Count the lines of the listing below that contain the string "tick", treating uppercase and lowercase as distinct. Give only the number.

---------- Stored data ----------

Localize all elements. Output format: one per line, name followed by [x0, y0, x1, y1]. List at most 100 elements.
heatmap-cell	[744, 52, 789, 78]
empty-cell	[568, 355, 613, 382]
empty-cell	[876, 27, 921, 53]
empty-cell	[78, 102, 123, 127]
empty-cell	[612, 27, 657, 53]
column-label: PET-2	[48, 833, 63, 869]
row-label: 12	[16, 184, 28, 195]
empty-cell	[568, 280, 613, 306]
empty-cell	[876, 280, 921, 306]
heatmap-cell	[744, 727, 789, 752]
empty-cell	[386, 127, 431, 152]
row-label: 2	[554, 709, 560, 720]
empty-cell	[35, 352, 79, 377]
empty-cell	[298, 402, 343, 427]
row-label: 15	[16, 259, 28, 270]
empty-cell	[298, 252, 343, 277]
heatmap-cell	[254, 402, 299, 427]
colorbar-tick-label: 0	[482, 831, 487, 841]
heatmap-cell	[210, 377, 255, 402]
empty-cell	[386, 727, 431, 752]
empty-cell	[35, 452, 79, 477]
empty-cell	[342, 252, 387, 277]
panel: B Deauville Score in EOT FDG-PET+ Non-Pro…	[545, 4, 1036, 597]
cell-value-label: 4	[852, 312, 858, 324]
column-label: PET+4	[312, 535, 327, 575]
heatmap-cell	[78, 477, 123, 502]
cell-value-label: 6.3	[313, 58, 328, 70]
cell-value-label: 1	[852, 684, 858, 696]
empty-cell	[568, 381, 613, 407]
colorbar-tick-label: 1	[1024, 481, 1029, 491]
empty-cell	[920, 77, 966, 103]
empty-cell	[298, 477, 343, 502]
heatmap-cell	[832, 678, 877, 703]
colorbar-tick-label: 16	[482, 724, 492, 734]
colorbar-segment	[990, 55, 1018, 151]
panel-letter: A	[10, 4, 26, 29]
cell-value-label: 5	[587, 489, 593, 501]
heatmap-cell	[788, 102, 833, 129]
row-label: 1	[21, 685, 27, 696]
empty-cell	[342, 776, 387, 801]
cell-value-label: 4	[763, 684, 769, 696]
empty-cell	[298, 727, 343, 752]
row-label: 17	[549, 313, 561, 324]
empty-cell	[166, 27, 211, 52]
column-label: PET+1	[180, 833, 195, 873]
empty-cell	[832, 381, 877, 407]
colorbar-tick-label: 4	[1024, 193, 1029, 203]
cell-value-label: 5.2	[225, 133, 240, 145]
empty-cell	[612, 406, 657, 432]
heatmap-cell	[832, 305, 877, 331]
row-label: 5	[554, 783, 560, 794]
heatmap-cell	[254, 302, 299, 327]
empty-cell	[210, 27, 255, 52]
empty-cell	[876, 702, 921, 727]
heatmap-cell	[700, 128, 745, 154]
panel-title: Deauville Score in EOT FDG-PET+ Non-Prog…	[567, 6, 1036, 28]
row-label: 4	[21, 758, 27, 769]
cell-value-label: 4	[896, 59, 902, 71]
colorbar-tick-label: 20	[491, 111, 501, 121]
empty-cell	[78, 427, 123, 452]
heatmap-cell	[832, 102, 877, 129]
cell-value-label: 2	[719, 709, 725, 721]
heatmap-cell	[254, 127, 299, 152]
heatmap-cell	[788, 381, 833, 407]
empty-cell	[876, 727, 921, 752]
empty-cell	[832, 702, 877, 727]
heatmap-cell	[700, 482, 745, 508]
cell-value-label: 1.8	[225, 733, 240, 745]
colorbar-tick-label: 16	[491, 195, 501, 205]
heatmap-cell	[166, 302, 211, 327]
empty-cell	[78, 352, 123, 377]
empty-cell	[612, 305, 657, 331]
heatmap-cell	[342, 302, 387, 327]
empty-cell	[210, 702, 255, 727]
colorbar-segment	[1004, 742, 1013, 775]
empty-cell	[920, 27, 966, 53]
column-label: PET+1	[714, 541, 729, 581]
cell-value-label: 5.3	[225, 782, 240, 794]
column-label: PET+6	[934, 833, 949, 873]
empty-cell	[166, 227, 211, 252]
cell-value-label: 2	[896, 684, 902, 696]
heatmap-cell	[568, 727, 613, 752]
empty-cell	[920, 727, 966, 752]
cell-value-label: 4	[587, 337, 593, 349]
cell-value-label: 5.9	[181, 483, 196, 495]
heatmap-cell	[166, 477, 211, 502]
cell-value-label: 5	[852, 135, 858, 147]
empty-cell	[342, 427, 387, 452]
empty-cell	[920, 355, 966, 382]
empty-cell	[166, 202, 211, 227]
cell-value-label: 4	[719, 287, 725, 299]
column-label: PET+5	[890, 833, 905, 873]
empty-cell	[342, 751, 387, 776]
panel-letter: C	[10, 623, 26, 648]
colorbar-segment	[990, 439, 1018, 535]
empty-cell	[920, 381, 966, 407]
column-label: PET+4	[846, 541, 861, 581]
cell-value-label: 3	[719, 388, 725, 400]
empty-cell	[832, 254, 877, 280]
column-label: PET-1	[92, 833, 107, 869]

----------

Answer to this task
6